### Supplied records

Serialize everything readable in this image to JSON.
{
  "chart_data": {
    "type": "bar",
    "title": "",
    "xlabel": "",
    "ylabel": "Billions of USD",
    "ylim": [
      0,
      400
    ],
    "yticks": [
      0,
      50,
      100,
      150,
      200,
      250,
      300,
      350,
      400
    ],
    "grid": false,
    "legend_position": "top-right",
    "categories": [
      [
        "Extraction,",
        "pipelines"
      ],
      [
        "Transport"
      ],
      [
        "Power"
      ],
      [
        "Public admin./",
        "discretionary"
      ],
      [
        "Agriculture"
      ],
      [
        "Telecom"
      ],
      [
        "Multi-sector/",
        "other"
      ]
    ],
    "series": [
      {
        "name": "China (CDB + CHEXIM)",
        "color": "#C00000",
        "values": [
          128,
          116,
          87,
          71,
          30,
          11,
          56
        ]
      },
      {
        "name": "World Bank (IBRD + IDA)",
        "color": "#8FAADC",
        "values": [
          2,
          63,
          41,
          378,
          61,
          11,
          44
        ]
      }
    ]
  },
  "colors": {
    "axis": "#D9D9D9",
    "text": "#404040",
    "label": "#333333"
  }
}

### Task goal
Give the entries once more, exactly as they appear.

### Answer to the problem
Serialize everything readable in this image to JSON.
{
  "chart_data": {
    "type": "bar",
    "title": "",
    "xlabel": "",
    "ylabel": "Billions of USD",
    "ylim": [
      0,
      400
    ],
    "yticks": [
      0,
      50,
      100,
      150,
      200,
      250,
      300,
      350,
      400
    ],
    "grid": false,
    "legend_position": "top-right",
    "categories": [
      [
        "Extraction,",
        "pipelines"
      ],
      [
        "Transport"
      ],
      [
        "Power"
      ],
      [
        "Public admin./",
        "discretionary"
      ],
      [
        "Agriculture"
      ],
      [
        "Telecom"
      ],
      [
        "Multi-sector/",
        "other"
      ]
    ],
    "series": [
      {
        "name": "China (CDB + CHEXIM)",
        "color": "#C00000",
        "values": [
          128,
          116,
          87,
          71,
          30,
          11,
          56
        ]
      },
      {
        "name": "World Bank (IBRD + IDA)",
        "color": "#8FAADC",
        "values": [
          2,
          63,
          41,
          378,
          61,
          11,
          44
        ]
      }
    ]
  },
  "colors": {
    "axis": "#D9D9D9",
    "text": "#404040",
    "label": "#333333"
  }
}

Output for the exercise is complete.